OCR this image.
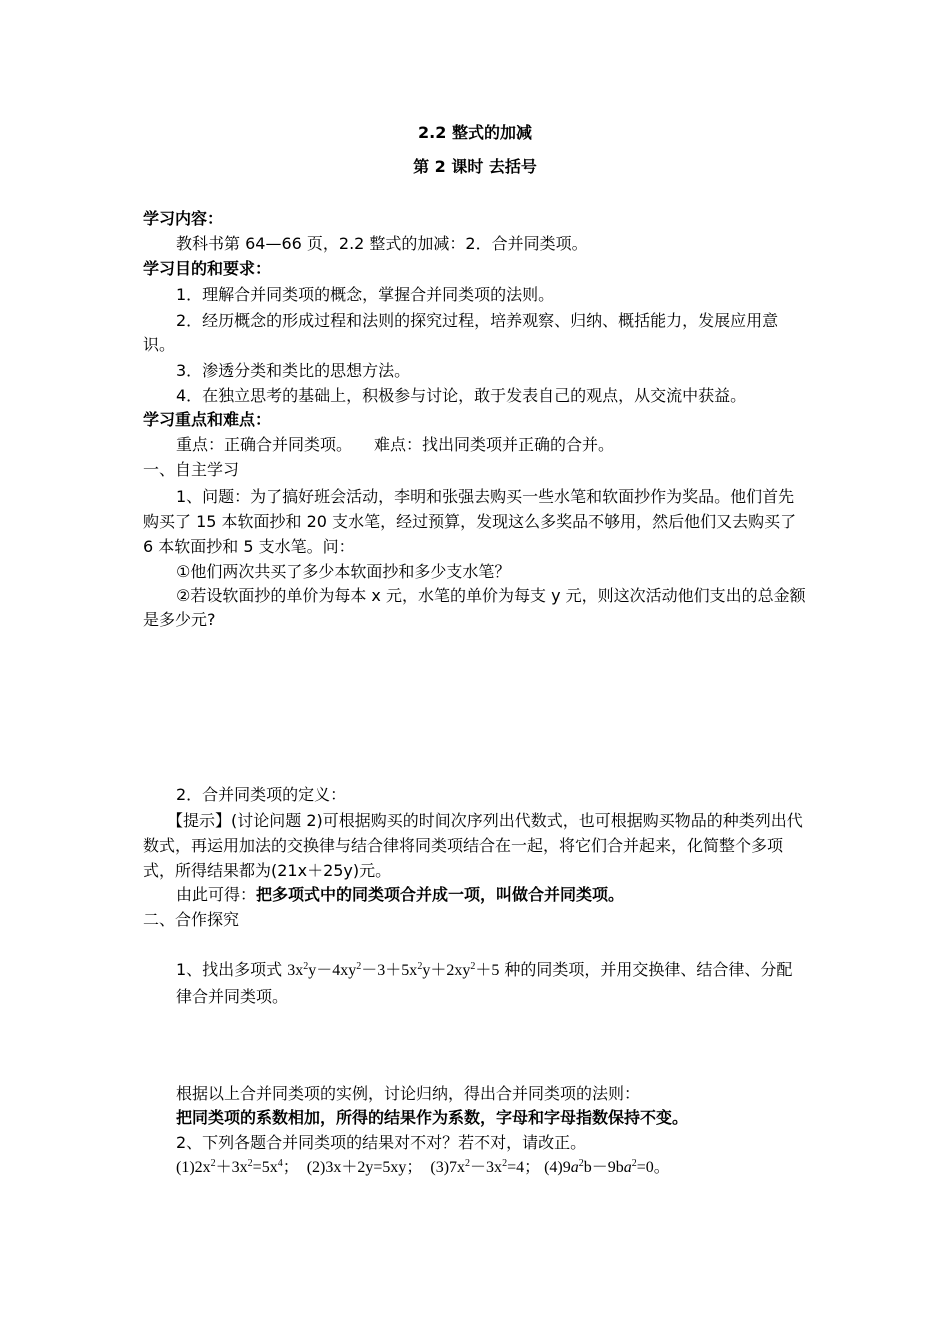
2.2 整式的加减
第 2 课时 去括号
学习内容：
教科书第 64—66 页，2.2 整式的加减：2．合并同类项。
学习目的和要求：
1．理解合并同类项的概念，掌握合并同类项的法则。
2．经历概念的形成过程和法则的探究过程，培养观察、归纳、概括能力，发展应用意识。
3．渗透分类和类比的思想方法。
4．在独立思考的基础上，积极参与讨论，敢于发表自己的观点，从交流中获益。
学习重点和难点：
重点：正确合并同类项。 难点：找出同类项并正确的合并。
一、自主学习
1、问题：为了搞好班会活动，李明和张强去购买一些水笔和软面抄作为奖品。他们首先购买了 15 本软面抄和 20 支水笔，经过预算，发现这么多奖品不够用，然后他们又去购买了 6 本软面抄和 5 支水笔。问：
①他们两次共买了多少本软面抄和多少支水笔？
②若设软面抄的单价为每本 x 元，水笔的单价为每支 y 元，则这次活动他们支出的总金额是多少元?
2．合并同类项的定义：
【提示】(讨论问题 2)可根据购买的时间次序列出代数式，也可根据购买物品的种类列出代数式，再运用加法的交换律与结合律将同类项结合在一起，将它们合并起来，化简整个多项式，所得结果都为(21x＋25y)元。
由此可得：把多项式中的同类项合并成一项，叫做合并同类项。
二、合作探究
1、找出多项式 $3x^2y-4xy^2-3+5x^2y+2xy^2+5$ 种的同类项，并用交换律、结合律、分配律合并同类项。
根据以上合并同类项的实例，讨论归纳，得出合并同类项的法则：
把同类项的系数相加，所得的结果作为系数，字母和字母指数保持不变。
2、下列各题合并同类项的结果对不对？若不对，请改正。
$(1)2x^2+3x^2=5x^4$；  (2)3x＋2y=5xy；  $(3)7x^2-3x^2=4$； $(4)9a^2b-9ba^2=0$。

════════

Without including any pictures, print all of the material exactly as given.

• **TASK RESULT**:
OCR this image.
2.2 整式的加减
第 2 课时 去括号
学习内容：
教科书第 64—66 页，2.2 整式的加减：2．合并同类项。
学习目的和要求：
1．理解合并同类项的概念，掌握合并同类项的法则。
2．经历概念的形成过程和法则的探究过程，培养观察、归纳、概括能力，发展应用意识。
3．渗透分类和类比的思想方法。
4．在独立思考的基础上，积极参与讨论，敢于发表自己的观点，从交流中获益。
学习重点和难点：
重点：正确合并同类项。 难点：找出同类项并正确的合并。
一、自主学习
1、问题：为了搞好班会活动，李明和张强去购买一些水笔和软面抄作为奖品。他们首先购买了 15 本软面抄和 20 支水笔，经过预算，发现这么多奖品不够用，然后他们又去购买了 6 本软面抄和 5 支水笔。问：
①他们两次共买了多少本软面抄和多少支水笔？
②若设软面抄的单价为每本 x 元，水笔的单价为每支 y 元，则这次活动他们支出的总金额是多少元?
2．合并同类项的定义：
【提示】(讨论问题 2)可根据购买的时间次序列出代数式，也可根据购买物品的种类列出代数式，再运用加法的交换律与结合律将同类项结合在一起，将它们合并起来，化简整个多项式，所得结果都为(21x＋25y)元。
由此可得：把多项式中的同类项合并成一项，叫做合并同类项。
二、合作探究
1、找出多项式 $3x^2y-4xy^2-3+5x^2y+2xy^2+5$ 种的同类项，并用交换律、结合律、分配律合并同类项。
根据以上合并同类项的实例，讨论归纳，得出合并同类项的法则：
把同类项的系数相加，所得的结果作为系数，字母和字母指数保持不变。
2、下列各题合并同类项的结果对不对？若不对，请改正。
$(1)2x^2+3x^2=5x^4$；  (2)3x＋2y=5xy；  $(3)7x^2-3x^2=4$； $(4)9a^2b-9ba^2=0$。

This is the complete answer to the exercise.